● **Listing**

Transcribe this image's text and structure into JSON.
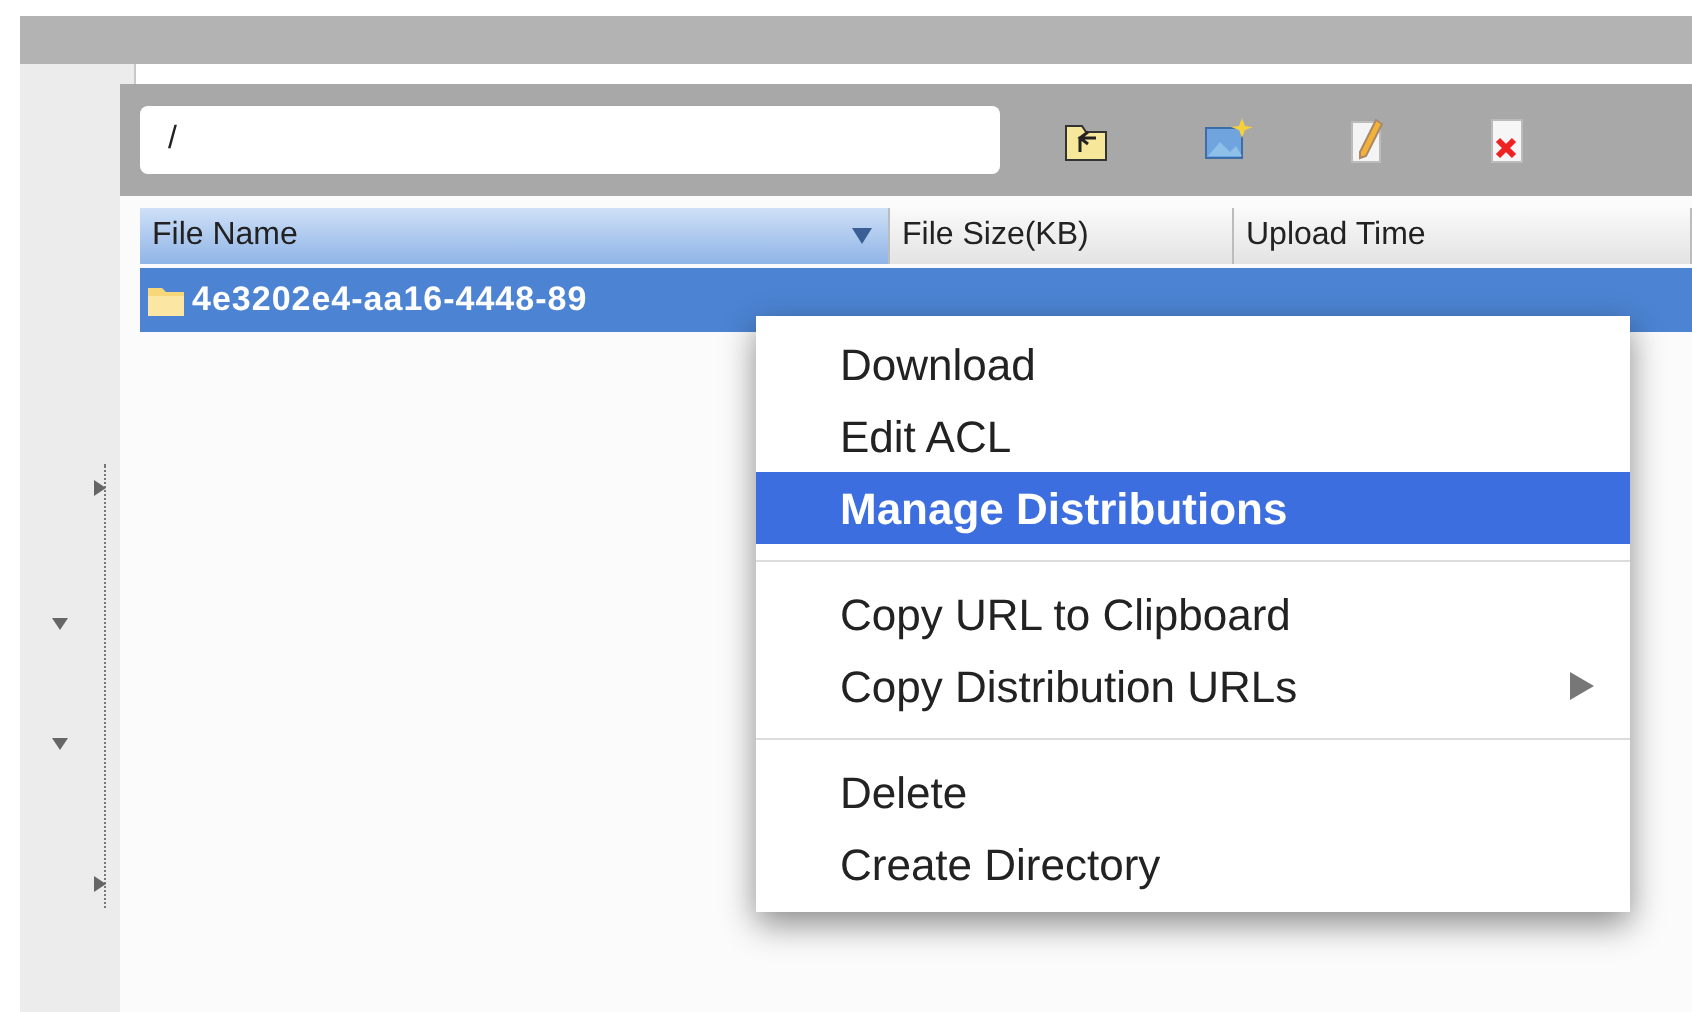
{
  "tree_toggles": [
    {
      "expanded": false
    },
    {
      "expanded": true
    },
    {
      "expanded": true
    },
    {
      "expanded": false
    }
  ],
  "path_field": {
    "value": "/"
  },
  "toolbar": [
    {
      "kind": "up-folder"
    },
    {
      "kind": "new-image"
    },
    {
      "kind": "edit"
    },
    {
      "kind": "delete"
    }
  ],
  "table": {
    "columns": [
      {
        "label": "File Name",
        "selected": true
      },
      {
        "label": "File Size(KB)",
        "selected": false
      },
      {
        "label": "Upload Time",
        "selected": false
      }
    ],
    "rows": [
      {
        "selected": true,
        "cells": [
          "4e3202e4-aa16-4448-89"
        ]
      }
    ]
  },
  "context_menu": {
    "groups": [
      [
        {
          "label": "Download",
          "selected": false
        },
        {
          "label": "Edit ACL",
          "selected": false
        },
        {
          "label": "Manage Distributions",
          "selected": true
        }
      ],
      [
        {
          "label": "Copy URL to Clipboard",
          "selected": false
        },
        {
          "label": "Copy Distribution URLs",
          "selected": false,
          "submenu": true
        }
      ],
      [
        {
          "label": "Delete",
          "selected": false
        },
        {
          "label": "Create Directory",
          "selected": false
        }
      ]
    ]
  }
}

● **Instructions for the task**
The answer should be a single number: the count of lines in the data that include the string "kind".

● **Task solution**
4